▶ [Short problem]
Please print every record below exactly as it appears.

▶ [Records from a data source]
###
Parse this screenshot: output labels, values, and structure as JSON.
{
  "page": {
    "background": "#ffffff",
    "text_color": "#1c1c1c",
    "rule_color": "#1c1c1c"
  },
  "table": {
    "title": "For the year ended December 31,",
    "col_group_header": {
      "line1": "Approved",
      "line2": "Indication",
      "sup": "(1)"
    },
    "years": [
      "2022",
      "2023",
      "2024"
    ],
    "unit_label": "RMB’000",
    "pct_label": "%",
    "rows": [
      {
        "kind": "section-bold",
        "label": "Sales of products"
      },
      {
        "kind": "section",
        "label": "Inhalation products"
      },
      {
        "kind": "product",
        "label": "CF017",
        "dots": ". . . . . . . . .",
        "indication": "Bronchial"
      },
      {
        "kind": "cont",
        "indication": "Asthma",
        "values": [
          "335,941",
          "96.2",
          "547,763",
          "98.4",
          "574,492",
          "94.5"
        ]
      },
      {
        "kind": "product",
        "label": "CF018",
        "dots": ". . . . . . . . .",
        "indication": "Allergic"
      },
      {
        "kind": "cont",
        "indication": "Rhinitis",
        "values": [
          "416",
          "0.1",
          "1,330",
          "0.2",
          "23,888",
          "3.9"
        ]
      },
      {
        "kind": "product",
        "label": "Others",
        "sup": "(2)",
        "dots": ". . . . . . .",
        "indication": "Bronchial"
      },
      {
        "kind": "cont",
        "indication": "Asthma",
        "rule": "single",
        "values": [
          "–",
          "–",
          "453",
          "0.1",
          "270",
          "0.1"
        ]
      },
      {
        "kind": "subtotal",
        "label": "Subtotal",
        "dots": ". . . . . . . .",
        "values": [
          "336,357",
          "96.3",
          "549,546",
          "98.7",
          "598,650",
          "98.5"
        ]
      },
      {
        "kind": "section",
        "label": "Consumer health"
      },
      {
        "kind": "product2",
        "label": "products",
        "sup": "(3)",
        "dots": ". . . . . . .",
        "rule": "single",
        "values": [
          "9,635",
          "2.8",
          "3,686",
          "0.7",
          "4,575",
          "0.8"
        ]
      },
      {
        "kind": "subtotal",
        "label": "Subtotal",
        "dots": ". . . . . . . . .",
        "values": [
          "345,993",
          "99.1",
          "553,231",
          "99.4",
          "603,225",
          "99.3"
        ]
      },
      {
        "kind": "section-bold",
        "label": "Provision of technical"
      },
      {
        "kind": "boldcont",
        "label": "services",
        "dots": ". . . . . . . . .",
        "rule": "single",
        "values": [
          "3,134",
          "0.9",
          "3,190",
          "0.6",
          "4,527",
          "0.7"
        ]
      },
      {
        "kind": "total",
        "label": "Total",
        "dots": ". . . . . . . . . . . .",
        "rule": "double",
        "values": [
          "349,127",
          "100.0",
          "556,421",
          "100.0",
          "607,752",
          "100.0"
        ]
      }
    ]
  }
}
###
▶ [Answer for the task]
Parse this screenshot: output labels, values, and structure as JSON.
{
  "page": {
    "background": "#ffffff",
    "text_color": "#1c1c1c",
    "rule_color": "#1c1c1c"
  },
  "table": {
    "title": "For the year ended December 31,",
    "col_group_header": {
      "line1": "Approved",
      "line2": "Indication",
      "sup": "(1)"
    },
    "years": [
      "2022",
      "2023",
      "2024"
    ],
    "unit_label": "RMB’000",
    "pct_label": "%",
    "rows": [
      {
        "kind": "section-bold",
        "label": "Sales of products"
      },
      {
        "kind": "section",
        "label": "Inhalation products"
      },
      {
        "kind": "product",
        "label": "CF017",
        "dots": ". . . . . . . . .",
        "indication": "Bronchial"
      },
      {
        "kind": "cont",
        "indication": "Asthma",
        "values": [
          "335,941",
          "96.2",
          "547,763",
          "98.4",
          "574,492",
          "94.5"
        ]
      },
      {
        "kind": "product",
        "label": "CF018",
        "dots": ". . . . . . . . .",
        "indication": "Allergic"
      },
      {
        "kind": "cont",
        "indication": "Rhinitis",
        "values": [
          "416",
          "0.1",
          "1,330",
          "0.2",
          "23,888",
          "3.9"
        ]
      },
      {
        "kind": "product",
        "label": "Others",
        "sup": "(2)",
        "dots": ". . . . . . .",
        "indication": "Bronchial"
      },
      {
        "kind": "cont",
        "indication": "Asthma",
        "rule": "single",
        "values": [
          "–",
          "–",
          "453",
          "0.1",
          "270",
          "0.1"
        ]
      },
      {
        "kind": "subtotal",
        "label": "Subtotal",
        "dots": ". . . . . . . .",
        "values": [
          "336,357",
          "96.3",
          "549,546",
          "98.7",
          "598,650",
          "98.5"
        ]
      },
      {
        "kind": "section",
        "label": "Consumer health"
      },
      {
        "kind": "product2",
        "label": "products",
        "sup": "(3)",
        "dots": ". . . . . . .",
        "rule": "single",
        "values": [
          "9,635",
          "2.8",
          "3,686",
          "0.7",
          "4,575",
          "0.8"
        ]
      },
      {
        "kind": "subtotal",
        "label": "Subtotal",
        "dots": ". . . . . . . . .",
        "values": [
          "345,993",
          "99.1",
          "553,231",
          "99.4",
          "603,225",
          "99.3"
        ]
      },
      {
        "kind": "section-bold",
        "label": "Provision of technical"
      },
      {
        "kind": "boldcont",
        "label": "services",
        "dots": ". . . . . . . . .",
        "rule": "single",
        "values": [
          "3,134",
          "0.9",
          "3,190",
          "0.6",
          "4,527",
          "0.7"
        ]
      },
      {
        "kind": "total",
        "label": "Total",
        "dots": ". . . . . . . . . . . .",
        "rule": "double",
        "values": [
          "349,127",
          "100.0",
          "556,421",
          "100.0",
          "607,752",
          "100.0"
        ]
      }
    ]
  }
}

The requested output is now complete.